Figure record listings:
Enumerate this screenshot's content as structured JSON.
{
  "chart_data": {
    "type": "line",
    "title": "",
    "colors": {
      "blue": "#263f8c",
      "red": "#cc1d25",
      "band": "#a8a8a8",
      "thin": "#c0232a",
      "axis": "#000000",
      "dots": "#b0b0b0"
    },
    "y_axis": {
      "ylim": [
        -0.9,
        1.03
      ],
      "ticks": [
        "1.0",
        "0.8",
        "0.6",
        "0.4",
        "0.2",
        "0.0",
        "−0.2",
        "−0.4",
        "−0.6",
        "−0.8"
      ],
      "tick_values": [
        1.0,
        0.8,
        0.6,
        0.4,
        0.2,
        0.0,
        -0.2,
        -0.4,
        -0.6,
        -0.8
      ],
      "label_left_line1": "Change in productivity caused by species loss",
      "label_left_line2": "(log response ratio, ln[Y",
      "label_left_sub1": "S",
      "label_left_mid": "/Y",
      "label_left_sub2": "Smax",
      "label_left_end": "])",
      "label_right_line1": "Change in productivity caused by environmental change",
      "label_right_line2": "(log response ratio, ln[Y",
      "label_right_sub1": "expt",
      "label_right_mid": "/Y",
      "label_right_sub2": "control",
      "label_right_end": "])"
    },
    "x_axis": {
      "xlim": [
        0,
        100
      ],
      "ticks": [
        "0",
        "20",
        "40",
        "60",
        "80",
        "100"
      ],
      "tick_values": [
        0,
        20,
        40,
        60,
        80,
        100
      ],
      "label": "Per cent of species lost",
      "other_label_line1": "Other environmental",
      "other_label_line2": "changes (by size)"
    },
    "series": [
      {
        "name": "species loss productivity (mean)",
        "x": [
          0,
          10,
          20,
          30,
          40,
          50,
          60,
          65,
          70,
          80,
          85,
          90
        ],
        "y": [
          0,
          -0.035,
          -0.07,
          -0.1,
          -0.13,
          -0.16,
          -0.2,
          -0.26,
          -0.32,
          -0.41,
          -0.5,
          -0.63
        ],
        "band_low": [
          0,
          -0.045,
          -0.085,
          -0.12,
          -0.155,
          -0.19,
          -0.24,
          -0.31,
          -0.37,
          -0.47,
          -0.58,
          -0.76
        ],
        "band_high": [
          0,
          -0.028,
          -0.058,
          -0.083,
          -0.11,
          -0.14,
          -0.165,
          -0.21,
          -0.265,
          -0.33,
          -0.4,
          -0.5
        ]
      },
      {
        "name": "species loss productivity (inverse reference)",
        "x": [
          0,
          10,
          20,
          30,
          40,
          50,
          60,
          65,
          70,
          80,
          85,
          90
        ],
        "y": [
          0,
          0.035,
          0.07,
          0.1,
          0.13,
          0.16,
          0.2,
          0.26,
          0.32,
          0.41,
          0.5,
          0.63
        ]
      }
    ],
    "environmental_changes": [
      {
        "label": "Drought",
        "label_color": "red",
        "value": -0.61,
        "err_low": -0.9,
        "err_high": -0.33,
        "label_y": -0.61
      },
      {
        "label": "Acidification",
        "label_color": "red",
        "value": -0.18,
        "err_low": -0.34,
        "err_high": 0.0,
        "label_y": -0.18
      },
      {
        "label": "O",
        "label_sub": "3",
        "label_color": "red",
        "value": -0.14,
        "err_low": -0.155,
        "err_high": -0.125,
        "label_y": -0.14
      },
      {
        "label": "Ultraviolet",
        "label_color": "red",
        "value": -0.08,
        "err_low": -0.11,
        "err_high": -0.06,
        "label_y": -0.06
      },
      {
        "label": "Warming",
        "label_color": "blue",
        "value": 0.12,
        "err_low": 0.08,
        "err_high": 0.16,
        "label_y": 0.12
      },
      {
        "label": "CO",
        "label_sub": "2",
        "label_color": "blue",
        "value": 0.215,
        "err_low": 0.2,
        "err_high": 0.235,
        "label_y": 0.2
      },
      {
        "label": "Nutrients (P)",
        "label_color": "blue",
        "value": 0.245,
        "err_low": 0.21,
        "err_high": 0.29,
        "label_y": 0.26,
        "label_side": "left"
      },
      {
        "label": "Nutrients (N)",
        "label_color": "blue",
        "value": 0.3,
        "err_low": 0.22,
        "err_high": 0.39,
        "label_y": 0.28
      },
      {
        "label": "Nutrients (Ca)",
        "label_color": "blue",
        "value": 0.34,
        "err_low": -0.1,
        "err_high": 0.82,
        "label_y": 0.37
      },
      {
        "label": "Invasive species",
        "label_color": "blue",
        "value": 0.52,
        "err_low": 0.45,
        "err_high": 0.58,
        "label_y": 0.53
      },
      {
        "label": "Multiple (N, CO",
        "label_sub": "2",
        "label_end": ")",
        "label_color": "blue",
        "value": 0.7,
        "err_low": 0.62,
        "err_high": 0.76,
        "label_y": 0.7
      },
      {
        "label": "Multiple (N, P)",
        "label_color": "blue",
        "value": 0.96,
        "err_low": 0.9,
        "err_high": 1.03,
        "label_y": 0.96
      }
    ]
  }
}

Exercise: Print all of the data exactly as it was given.

The solution:
Enumerate this screenshot's content as structured JSON.
{
  "chart_data": {
    "type": "line",
    "title": "",
    "colors": {
      "blue": "#263f8c",
      "red": "#cc1d25",
      "band": "#a8a8a8",
      "thin": "#c0232a",
      "axis": "#000000",
      "dots": "#b0b0b0"
    },
    "y_axis": {
      "ylim": [
        -0.9,
        1.03
      ],
      "ticks": [
        "1.0",
        "0.8",
        "0.6",
        "0.4",
        "0.2",
        "0.0",
        "−0.2",
        "−0.4",
        "−0.6",
        "−0.8"
      ],
      "tick_values": [
        1.0,
        0.8,
        0.6,
        0.4,
        0.2,
        0.0,
        -0.2,
        -0.4,
        -0.6,
        -0.8
      ],
      "label_left_line1": "Change in productivity caused by species loss",
      "label_left_line2": "(log response ratio, ln[Y",
      "label_left_sub1": "S",
      "label_left_mid": "/Y",
      "label_left_sub2": "Smax",
      "label_left_end": "])",
      "label_right_line1": "Change in productivity caused by environmental change",
      "label_right_line2": "(log response ratio, ln[Y",
      "label_right_sub1": "expt",
      "label_right_mid": "/Y",
      "label_right_sub2": "control",
      "label_right_end": "])"
    },
    "x_axis": {
      "xlim": [
        0,
        100
      ],
      "ticks": [
        "0",
        "20",
        "40",
        "60",
        "80",
        "100"
      ],
      "tick_values": [
        0,
        20,
        40,
        60,
        80,
        100
      ],
      "label": "Per cent of species lost",
      "other_label_line1": "Other environmental",
      "other_label_line2": "changes (by size)"
    },
    "series": [
      {
        "name": "species loss productivity (mean)",
        "x": [
          0,
          10,
          20,
          30,
          40,
          50,
          60,
          65,
          70,
          80,
          85,
          90
        ],
        "y": [
          0,
          -0.035,
          -0.07,
          -0.1,
          -0.13,
          -0.16,
          -0.2,
          -0.26,
          -0.32,
          -0.41,
          -0.5,
          -0.63
        ],
        "band_low": [
          0,
          -0.045,
          -0.085,
          -0.12,
          -0.155,
          -0.19,
          -0.24,
          -0.31,
          -0.37,
          -0.47,
          -0.58,
          -0.76
        ],
        "band_high": [
          0,
          -0.028,
          -0.058,
          -0.083,
          -0.11,
          -0.14,
          -0.165,
          -0.21,
          -0.265,
          -0.33,
          -0.4,
          -0.5
        ]
      },
      {
        "name": "species loss productivity (inverse reference)",
        "x": [
          0,
          10,
          20,
          30,
          40,
          50,
          60,
          65,
          70,
          80,
          85,
          90
        ],
        "y": [
          0,
          0.035,
          0.07,
          0.1,
          0.13,
          0.16,
          0.2,
          0.26,
          0.32,
          0.41,
          0.5,
          0.63
        ]
      }
    ],
    "environmental_changes": [
      {
        "label": "Drought",
        "label_color": "red",
        "value": -0.61,
        "err_low": -0.9,
        "err_high": -0.33,
        "label_y": -0.61
      },
      {
        "label": "Acidification",
        "label_color": "red",
        "value": -0.18,
        "err_low": -0.34,
        "err_high": 0.0,
        "label_y": -0.18
      },
      {
        "label": "O",
        "label_sub": "3",
        "label_color": "red",
        "value": -0.14,
        "err_low": -0.155,
        "err_high": -0.125,
        "label_y": -0.14
      },
      {
        "label": "Ultraviolet",
        "label_color": "red",
        "value": -0.08,
        "err_low": -0.11,
        "err_high": -0.06,
        "label_y": -0.06
      },
      {
        "label": "Warming",
        "label_color": "blue",
        "value": 0.12,
        "err_low": 0.08,
        "err_high": 0.16,
        "label_y": 0.12
      },
      {
        "label": "CO",
        "label_sub": "2",
        "label_color": "blue",
        "value": 0.215,
        "err_low": 0.2,
        "err_high": 0.235,
        "label_y": 0.2
      },
      {
        "label": "Nutrients (P)",
        "label_color": "blue",
        "value": 0.245,
        "err_low": 0.21,
        "err_high": 0.29,
        "label_y": 0.26,
        "label_side": "left"
      },
      {
        "label": "Nutrients (N)",
        "label_color": "blue",
        "value": 0.3,
        "err_low": 0.22,
        "err_high": 0.39,
        "label_y": 0.28
      },
      {
        "label": "Nutrients (Ca)",
        "label_color": "blue",
        "value": 0.34,
        "err_low": -0.1,
        "err_high": 0.82,
        "label_y": 0.37
      },
      {
        "label": "Invasive species",
        "label_color": "blue",
        "value": 0.52,
        "err_low": 0.45,
        "err_high": 0.58,
        "label_y": 0.53
      },
      {
        "label": "Multiple (N, CO",
        "label_sub": "2",
        "label_end": ")",
        "label_color": "blue",
        "value": 0.7,
        "err_low": 0.62,
        "err_high": 0.76,
        "label_y": 0.7
      },
      {
        "label": "Multiple (N, P)",
        "label_color": "blue",
        "value": 0.96,
        "err_low": 0.9,
        "err_high": 1.03,
        "label_y": 0.96
      }
    ]
  }
}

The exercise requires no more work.